* START Dataset records *

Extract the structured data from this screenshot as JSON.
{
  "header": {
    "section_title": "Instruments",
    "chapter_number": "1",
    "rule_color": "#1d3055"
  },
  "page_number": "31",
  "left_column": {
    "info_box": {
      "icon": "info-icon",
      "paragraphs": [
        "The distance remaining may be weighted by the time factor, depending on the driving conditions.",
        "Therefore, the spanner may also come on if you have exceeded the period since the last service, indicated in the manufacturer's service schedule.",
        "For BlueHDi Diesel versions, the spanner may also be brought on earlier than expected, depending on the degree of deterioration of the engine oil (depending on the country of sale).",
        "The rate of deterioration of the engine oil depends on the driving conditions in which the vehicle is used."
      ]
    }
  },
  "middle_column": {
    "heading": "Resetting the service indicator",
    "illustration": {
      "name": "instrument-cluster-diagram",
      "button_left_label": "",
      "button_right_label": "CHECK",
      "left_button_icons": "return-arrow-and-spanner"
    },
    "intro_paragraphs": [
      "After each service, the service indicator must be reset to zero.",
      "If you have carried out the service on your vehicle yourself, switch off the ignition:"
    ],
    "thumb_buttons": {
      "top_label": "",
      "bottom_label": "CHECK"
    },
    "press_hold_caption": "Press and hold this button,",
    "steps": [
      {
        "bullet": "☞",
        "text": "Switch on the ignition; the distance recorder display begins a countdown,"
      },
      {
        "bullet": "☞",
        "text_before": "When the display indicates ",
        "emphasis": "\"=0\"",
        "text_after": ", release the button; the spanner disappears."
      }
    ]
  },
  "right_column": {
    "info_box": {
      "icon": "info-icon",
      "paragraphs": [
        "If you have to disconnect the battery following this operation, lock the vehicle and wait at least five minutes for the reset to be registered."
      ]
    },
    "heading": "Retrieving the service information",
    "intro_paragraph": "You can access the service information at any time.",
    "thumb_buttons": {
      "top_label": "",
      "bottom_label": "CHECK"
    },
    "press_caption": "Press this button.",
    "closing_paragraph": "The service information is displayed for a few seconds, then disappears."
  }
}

* END Dataset records *
* START Dataset records *

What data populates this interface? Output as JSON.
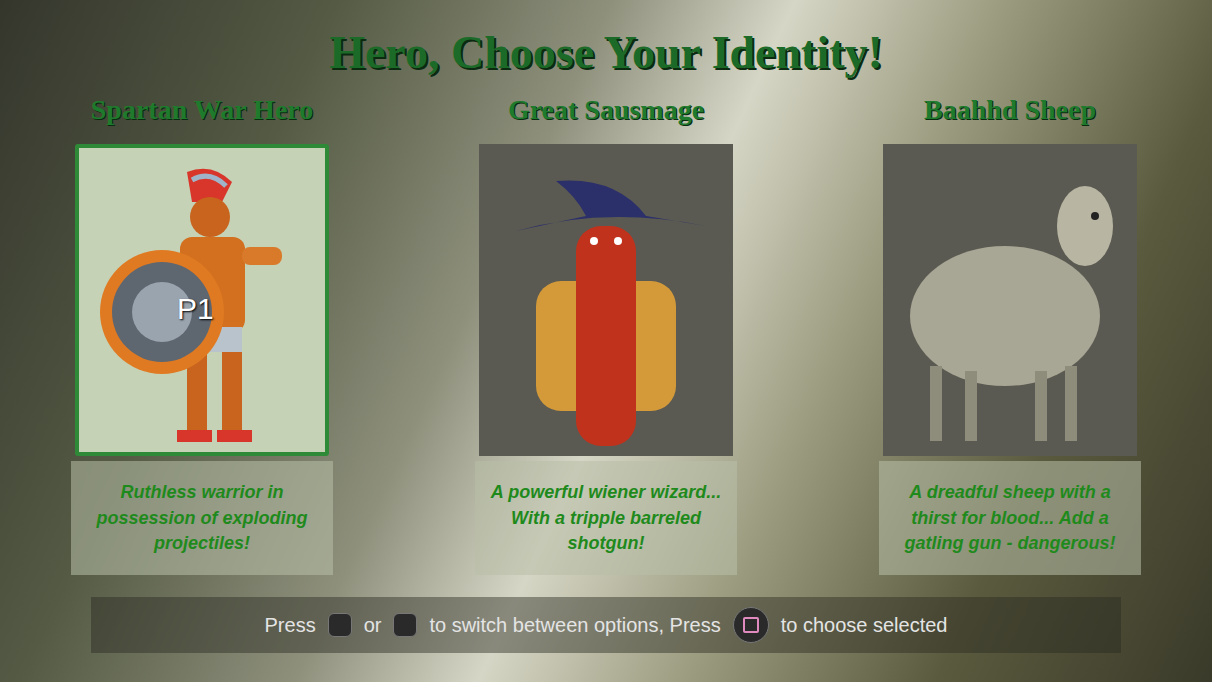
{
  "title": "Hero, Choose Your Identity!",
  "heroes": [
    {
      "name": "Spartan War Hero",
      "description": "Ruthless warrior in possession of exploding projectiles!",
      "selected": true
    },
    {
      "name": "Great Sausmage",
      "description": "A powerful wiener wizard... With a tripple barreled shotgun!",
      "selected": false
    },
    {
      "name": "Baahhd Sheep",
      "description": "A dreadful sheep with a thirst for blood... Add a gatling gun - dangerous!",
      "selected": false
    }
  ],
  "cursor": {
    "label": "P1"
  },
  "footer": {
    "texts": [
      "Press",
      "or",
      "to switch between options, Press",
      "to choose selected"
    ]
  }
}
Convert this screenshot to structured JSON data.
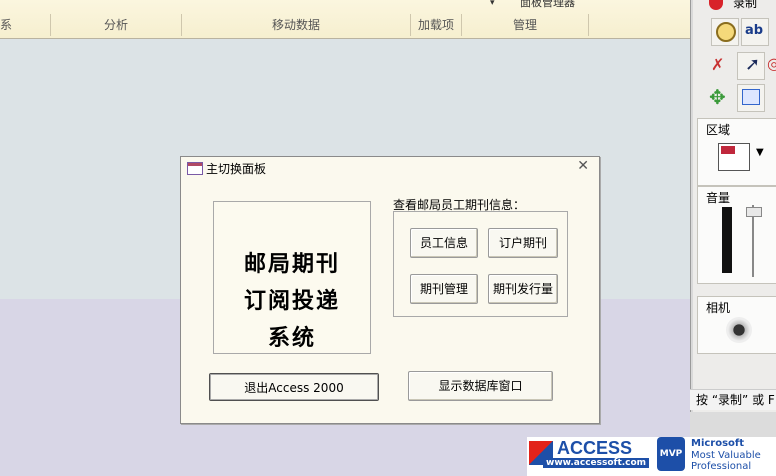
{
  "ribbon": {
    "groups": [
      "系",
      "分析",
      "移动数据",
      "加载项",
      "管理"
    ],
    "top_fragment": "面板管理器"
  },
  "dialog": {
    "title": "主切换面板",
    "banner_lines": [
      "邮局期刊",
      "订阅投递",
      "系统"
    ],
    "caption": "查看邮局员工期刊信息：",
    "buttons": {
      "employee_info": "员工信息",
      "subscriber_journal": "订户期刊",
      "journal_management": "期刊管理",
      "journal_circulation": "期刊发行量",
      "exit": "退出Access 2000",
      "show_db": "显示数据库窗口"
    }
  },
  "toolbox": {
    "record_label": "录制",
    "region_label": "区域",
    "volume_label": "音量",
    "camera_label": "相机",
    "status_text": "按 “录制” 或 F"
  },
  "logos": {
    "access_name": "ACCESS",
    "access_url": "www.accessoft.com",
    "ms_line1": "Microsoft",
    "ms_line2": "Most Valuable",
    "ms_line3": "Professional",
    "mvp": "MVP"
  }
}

* END Dataset records *
* START Dataset records *

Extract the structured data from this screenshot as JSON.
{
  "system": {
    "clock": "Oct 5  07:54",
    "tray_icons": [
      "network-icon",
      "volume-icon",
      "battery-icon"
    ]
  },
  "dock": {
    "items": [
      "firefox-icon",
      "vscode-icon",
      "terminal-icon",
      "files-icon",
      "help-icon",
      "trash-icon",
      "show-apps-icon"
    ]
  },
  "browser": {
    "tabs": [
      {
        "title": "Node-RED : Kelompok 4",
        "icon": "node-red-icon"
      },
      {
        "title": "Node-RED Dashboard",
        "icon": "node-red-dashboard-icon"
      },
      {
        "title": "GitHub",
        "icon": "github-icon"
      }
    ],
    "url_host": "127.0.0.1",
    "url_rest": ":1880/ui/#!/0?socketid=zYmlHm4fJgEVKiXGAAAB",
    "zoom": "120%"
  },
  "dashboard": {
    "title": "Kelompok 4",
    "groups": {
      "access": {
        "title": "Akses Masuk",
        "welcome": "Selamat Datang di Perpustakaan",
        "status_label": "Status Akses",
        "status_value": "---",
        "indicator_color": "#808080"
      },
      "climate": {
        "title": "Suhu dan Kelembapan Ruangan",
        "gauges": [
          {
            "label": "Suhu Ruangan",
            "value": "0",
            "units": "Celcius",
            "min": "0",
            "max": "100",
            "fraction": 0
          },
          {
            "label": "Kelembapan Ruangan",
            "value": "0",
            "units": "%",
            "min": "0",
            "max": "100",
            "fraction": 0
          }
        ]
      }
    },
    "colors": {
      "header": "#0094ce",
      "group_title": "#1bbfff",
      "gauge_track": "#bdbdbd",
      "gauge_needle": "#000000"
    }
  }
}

* END Dataset records *

Copy every line of the listing that includes the string "Kelompok".

        "title": "Node-RED : Kelompok 4",
    "title": "Kelompok 4",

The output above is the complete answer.